▶ _SOURCE PASSAGE_:
%%

[Bug 10467] Making Microsoft .NET 2.0 to work in wine, based on example app FastMD5 1.4 for NET 2.0

wine-bugs at winehq.org wine-bugs at winehq.org
Sun Nov 18 16:23:56 CST 2007


http://bugs.winehq.org/show_bug.cgi?id=10467





--- Comment #10 from Anastasius Focht <focht at gmx.net>  2007-11-18 16:23:55 ---
Hello,

--- quote ---
I'm not sure why you quoting something that's available by scrolling up. But
just in case you need it, you can find it blow.
--- quote ---

I quote the way I like it.
Sometimes its better to respond/comment to _specific_ parts of posts than to
quote everything or nothing.

--- quote ---
You didn't read it right. And you did not search the commit log for _WHY_ Wine
does not use guard page. You really should and also look at all the mentioned
bugs.
--- quote ---

Well I searched and found this last commit:

http://www.winehq.org/pipermail/wine-cvs/2005-December/019888.html

"ntdll: Don't use a real guard page at the bottom of the stack.
A no-access page is enough, we can't properly raise an overflow
exception anyway."

But I didn't found a discussion related to that message that explains "is
enough" and "can't properly raise stack overflow exception".

%%

▶ _EXCERPTED DATA_:
%%

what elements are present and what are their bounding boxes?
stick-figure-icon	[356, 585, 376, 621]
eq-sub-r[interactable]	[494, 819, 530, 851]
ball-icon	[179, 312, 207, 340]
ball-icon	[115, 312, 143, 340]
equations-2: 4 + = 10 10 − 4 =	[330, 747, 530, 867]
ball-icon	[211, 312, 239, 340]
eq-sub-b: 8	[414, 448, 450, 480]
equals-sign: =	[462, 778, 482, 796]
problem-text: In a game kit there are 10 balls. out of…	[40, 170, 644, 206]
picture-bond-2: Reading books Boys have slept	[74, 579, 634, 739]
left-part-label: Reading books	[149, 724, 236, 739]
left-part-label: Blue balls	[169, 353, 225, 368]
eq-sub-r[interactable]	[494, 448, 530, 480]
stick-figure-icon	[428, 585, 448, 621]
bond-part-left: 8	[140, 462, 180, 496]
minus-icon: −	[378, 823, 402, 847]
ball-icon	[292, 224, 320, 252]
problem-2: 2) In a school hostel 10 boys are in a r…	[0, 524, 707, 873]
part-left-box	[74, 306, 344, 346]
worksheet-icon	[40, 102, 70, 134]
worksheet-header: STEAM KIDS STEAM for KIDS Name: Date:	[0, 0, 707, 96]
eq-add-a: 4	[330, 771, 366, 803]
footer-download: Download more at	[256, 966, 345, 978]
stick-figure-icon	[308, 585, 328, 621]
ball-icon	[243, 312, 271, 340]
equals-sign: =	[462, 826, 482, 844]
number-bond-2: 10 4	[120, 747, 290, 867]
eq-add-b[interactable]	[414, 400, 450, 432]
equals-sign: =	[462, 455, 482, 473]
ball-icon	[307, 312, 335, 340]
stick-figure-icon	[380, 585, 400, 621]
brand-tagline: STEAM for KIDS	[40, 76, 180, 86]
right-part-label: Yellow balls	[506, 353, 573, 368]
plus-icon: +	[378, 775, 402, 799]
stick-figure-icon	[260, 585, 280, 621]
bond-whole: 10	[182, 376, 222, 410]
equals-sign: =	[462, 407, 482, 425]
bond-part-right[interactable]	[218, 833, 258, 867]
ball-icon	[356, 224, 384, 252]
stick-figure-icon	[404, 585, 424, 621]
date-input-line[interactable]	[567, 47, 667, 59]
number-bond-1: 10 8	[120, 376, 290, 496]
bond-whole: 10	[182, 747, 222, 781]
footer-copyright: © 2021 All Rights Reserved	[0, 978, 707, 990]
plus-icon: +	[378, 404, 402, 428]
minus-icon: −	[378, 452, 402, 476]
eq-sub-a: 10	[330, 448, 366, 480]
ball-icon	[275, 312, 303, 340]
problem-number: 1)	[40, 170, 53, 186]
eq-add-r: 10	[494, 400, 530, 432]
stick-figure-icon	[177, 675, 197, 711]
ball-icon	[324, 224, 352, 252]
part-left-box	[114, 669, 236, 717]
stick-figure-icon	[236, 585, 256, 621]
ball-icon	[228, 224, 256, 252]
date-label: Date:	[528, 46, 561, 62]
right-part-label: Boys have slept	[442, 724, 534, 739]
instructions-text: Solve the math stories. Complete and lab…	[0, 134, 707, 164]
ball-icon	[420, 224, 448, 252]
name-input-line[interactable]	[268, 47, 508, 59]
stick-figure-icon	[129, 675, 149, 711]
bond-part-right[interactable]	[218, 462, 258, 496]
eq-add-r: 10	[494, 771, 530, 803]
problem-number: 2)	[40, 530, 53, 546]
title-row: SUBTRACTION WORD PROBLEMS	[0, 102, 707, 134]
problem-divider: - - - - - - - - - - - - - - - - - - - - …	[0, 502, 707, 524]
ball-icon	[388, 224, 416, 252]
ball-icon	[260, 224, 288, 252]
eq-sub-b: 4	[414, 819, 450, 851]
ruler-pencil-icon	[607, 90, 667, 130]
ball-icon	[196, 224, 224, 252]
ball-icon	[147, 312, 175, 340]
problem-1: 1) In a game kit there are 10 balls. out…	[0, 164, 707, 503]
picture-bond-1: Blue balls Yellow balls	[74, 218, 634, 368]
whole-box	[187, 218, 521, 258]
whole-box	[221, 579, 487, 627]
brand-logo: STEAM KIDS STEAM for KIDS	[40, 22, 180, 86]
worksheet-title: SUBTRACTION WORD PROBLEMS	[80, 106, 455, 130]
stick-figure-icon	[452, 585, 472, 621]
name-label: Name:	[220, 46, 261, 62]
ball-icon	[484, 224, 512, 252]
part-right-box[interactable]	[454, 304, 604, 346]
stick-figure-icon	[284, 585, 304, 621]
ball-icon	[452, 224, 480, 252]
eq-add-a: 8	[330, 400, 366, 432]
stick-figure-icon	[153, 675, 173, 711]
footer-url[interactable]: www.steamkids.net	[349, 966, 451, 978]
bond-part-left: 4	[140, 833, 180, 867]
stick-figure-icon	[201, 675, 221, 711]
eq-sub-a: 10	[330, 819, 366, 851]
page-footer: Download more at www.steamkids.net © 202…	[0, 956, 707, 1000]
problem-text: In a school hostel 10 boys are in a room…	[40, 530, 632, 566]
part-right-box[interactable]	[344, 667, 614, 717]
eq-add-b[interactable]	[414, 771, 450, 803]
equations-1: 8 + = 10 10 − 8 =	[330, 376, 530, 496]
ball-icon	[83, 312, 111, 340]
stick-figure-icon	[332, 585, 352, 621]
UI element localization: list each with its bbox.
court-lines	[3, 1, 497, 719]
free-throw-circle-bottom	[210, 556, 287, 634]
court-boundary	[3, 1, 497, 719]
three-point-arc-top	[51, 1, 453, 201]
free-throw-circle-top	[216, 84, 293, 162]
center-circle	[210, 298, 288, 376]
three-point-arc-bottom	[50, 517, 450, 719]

%%

▶ _APPLY WHAT YOU READ_:
- 1) In the bug comment, what is the first line of the commit message the commenter found?
- 2) Substitute "repeating" for "quoting" and write out the bug comment between "http://bugs.winehq.org/show_bug.cgi?id=10467" and "find it blow.", inclusive.
- 3) Proceed with the bug comment from the point where it stops.
The listing above is separate material, unrelated to the bug comment.

▶ _ANSWERS TO THE TASKS_:
- 1) "ntdll: Don't use a real guard page at the bottom of the stack."

- 2)
http://bugs.winehq.org/show_bug.cgi?id=10467





--- Comment #10 from Anastasius Focht <focht at gmx.net>  2007-11-18 16:23:55 ---
Hello,

--- quote ---
I'm not sure why you repeating something that's available by scrolling up. But
just in case you need it, you can find it blow.

- 3)
--- quote MSDN ---
If a thread in an application causes an EXCEPTION_STACK_OVERFLOW exception, the
thread has left its stack in a damaged state.

When this maximum stack size is exceeded, the system does the following three
things:
* Removes the PAGE_GUARD protection on the guard page, as previously described.
* Tries to allocate a new guard page below the last one. However, this fails
because the maximum stack size has been exceeded.
* Raises an exception so that the thread can handle it in the exception block.
...
Note that, at that point, the stack no longer has a guard page. The next time
that the program grows the stack all the way to the end, where there should be
a guard page, the program writes beyond the end of the stack and causes an
access violation.
--- quote MSDN ---

So why not having both? Two-layered page guard for thread stacks:

NtProtectVirtualMemory( NtCurrentProcess(), &teb->DeallocationStack, &size,
PAGE_NOACCESS, NULL );
NtProtectVirtualMemory( NtCurrentProcess(), &teb->Tib.StackLimit, &size,
PAGE_GUARD, NULL );

   -- stack bottom --
   PAGE_NO_ACCESS -> raise access violation / die
   PAGE_GUARD -> "last chance", raise EXCEPTION_STACK_OVERFLOW (and reset the
guard if necessary)
   ..
   PAGE_READ_WRITE/EXECUTE whatever -> normal stack pages
   ..
   current callstack
   -- stack top --

When the PAGE_GUARD page is touched, remove the PAGE_GUARD flag *and* raise
EXCEPTION_STACK_OVERFLOW.
This gives the executing thread the chance to actually do something within
"last chance" 4K page limit, cleanup, error reporting whatever.
If the app structured exception handler - which catches
EXCEPTION_STACK_OVERFLOW - tries to touch/walk the stack further, then the
PAGE_NO_ACCESS comes into play (causing nested exception).
This could be the access violation exception described in MSDN (quote).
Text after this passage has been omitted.